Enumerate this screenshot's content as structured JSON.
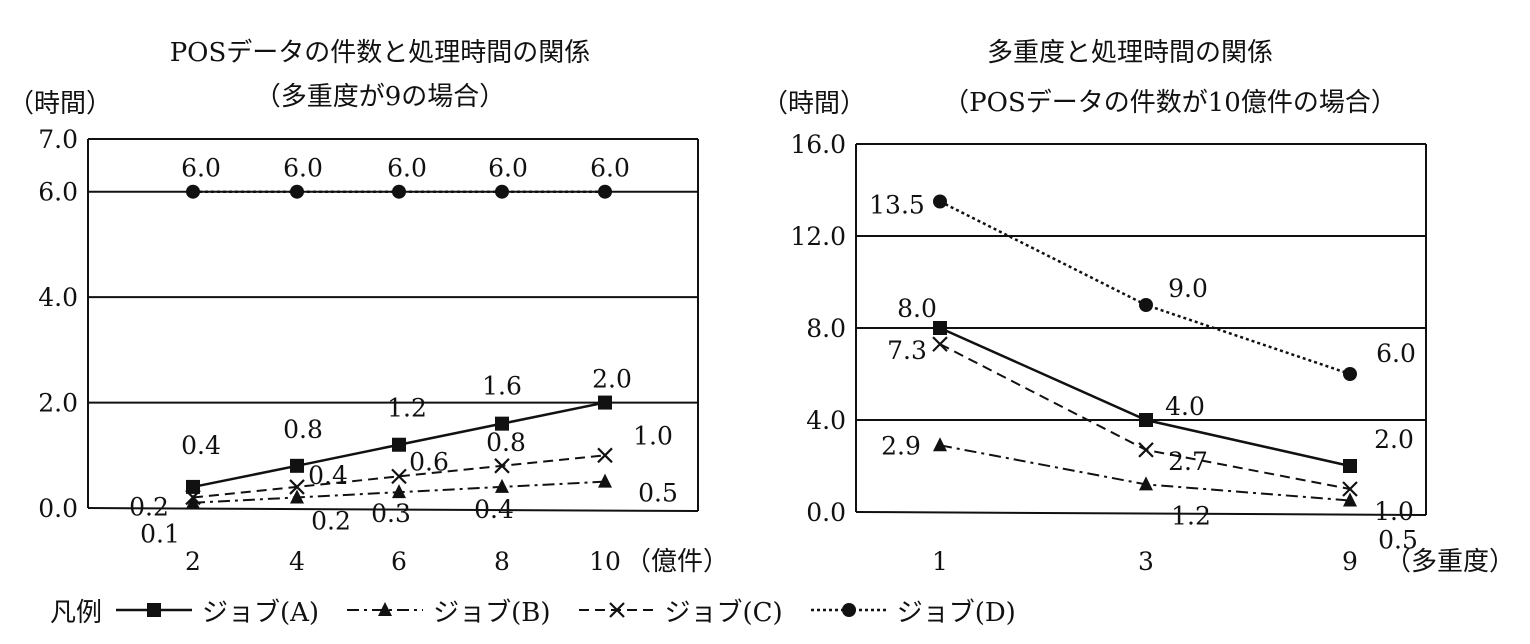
{
  "chart_data": [
    {
      "type": "line",
      "title": "POSデータの件数と処理時間の関係",
      "subtitle": "（多重度が9の場合）",
      "ylabel": "（時間）",
      "xunit": "（億件）",
      "ylim": [
        0,
        7
      ],
      "yticks": [
        "0.0",
        "2.0",
        "4.0",
        "6.0",
        "7.0"
      ],
      "ytick_values": [
        0,
        2,
        4,
        6,
        7
      ],
      "x": [
        2,
        4,
        6,
        8,
        10
      ],
      "xtick_labels": [
        "2",
        "4",
        "6",
        "8",
        "10"
      ],
      "grid": "horizontal",
      "series": [
        {
          "name": "ジョブ(A)",
          "values": [
            0.4,
            0.8,
            1.2,
            1.6,
            2.0
          ],
          "labels": [
            "0.4",
            "0.8",
            "1.2",
            "1.6",
            "2.0"
          ]
        },
        {
          "name": "ジョブ(B)",
          "values": [
            0.1,
            0.2,
            0.3,
            0.4,
            0.5
          ],
          "labels": [
            "0.1",
            "0.2",
            "0.3",
            "0.4",
            "0.5"
          ]
        },
        {
          "name": "ジョブ(C)",
          "values": [
            0.2,
            0.4,
            0.6,
            0.8,
            1.0
          ],
          "labels": [
            "0.2",
            "0.4",
            "0.6",
            "0.8",
            "1.0"
          ]
        },
        {
          "name": "ジョブ(D)",
          "values": [
            6.0,
            6.0,
            6.0,
            6.0,
            6.0
          ],
          "labels": [
            "6.0",
            "6.0",
            "6.0",
            "6.0",
            "6.0"
          ]
        }
      ]
    },
    {
      "type": "line",
      "title": "多重度と処理時間の関係",
      "subtitle": "（POSデータの件数が10億件の場合）",
      "ylabel": "（時間）",
      "xunit": "（多重度）",
      "ylim": [
        0,
        16
      ],
      "yticks": [
        "0.0",
        "4.0",
        "8.0",
        "12.0",
        "16.0"
      ],
      "ytick_values": [
        0,
        4,
        8,
        12,
        16
      ],
      "x": [
        1,
        3,
        9
      ],
      "xtick_labels": [
        "1",
        "3",
        "9"
      ],
      "grid": "horizontal",
      "series": [
        {
          "name": "ジョブ(A)",
          "values": [
            8.0,
            4.0,
            2.0
          ],
          "labels": [
            "8.0",
            "4.0",
            "2.0"
          ]
        },
        {
          "name": "ジョブ(B)",
          "values": [
            2.9,
            1.2,
            0.5
          ],
          "labels": [
            "2.9",
            "1.2",
            "0.5"
          ]
        },
        {
          "name": "ジョブ(C)",
          "values": [
            7.3,
            2.7,
            1.0
          ],
          "labels": [
            "7.3",
            "2.7",
            "1.0"
          ]
        },
        {
          "name": "ジョブ(D)",
          "values": [
            13.5,
            9.0,
            6.0
          ],
          "labels": [
            "13.5",
            "9.0",
            "6.0"
          ]
        }
      ]
    }
  ],
  "legend": {
    "title": "凡例",
    "items": [
      {
        "label": "ジョブ(A)",
        "marker": "square",
        "line": "solid"
      },
      {
        "label": "ジョブ(B)",
        "marker": "triangle",
        "line": "dashdot"
      },
      {
        "label": "ジョブ(C)",
        "marker": "cross",
        "line": "dashed"
      },
      {
        "label": "ジョブ(D)",
        "marker": "circle",
        "line": "dotted"
      }
    ]
  },
  "colors": {
    "ink": "#111111",
    "background": "#ffffff"
  }
}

● WHAT IS REQUIRED
Select from the material above each line in which the string "subtitle" appears, and list those lines.

● EXERCISE OUTPUT
      "subtitle": "（多重度が9の場合）",
      "subtitle": "（POSデータの件数が10億件の場合）",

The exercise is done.